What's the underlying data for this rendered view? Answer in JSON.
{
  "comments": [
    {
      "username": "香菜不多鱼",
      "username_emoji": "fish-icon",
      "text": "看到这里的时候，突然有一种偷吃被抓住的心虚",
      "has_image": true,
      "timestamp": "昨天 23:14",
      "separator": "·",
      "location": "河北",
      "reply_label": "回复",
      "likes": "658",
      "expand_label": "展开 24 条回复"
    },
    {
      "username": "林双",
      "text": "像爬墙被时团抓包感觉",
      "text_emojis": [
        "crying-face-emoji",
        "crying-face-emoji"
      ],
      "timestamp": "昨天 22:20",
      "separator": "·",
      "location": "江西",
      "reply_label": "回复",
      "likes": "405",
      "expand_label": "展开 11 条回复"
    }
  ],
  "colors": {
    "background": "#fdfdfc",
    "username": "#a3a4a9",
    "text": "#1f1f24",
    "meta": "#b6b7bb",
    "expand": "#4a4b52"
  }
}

######

* Task prompt
Write out every entry exactly as given.

* Exercise result
What's the underlying data for this rendered view? Answer in JSON.
{
  "comments": [
    {
      "username": "香菜不多鱼",
      "username_emoji": "fish-icon",
      "text": "看到这里的时候，突然有一种偷吃被抓住的心虚",
      "has_image": true,
      "timestamp": "昨天 23:14",
      "separator": "·",
      "location": "河北",
      "reply_label": "回复",
      "likes": "658",
      "expand_label": "展开 24 条回复"
    },
    {
      "username": "林双",
      "text": "像爬墙被时团抓包感觉",
      "text_emojis": [
        "crying-face-emoji",
        "crying-face-emoji"
      ],
      "timestamp": "昨天 22:20",
      "separator": "·",
      "location": "江西",
      "reply_label": "回复",
      "likes": "405",
      "expand_label": "展开 11 条回复"
    }
  ],
  "colors": {
    "background": "#fdfdfc",
    "username": "#a3a4a9",
    "text": "#1f1f24",
    "meta": "#b6b7bb",
    "expand": "#4a4b52"
  }
}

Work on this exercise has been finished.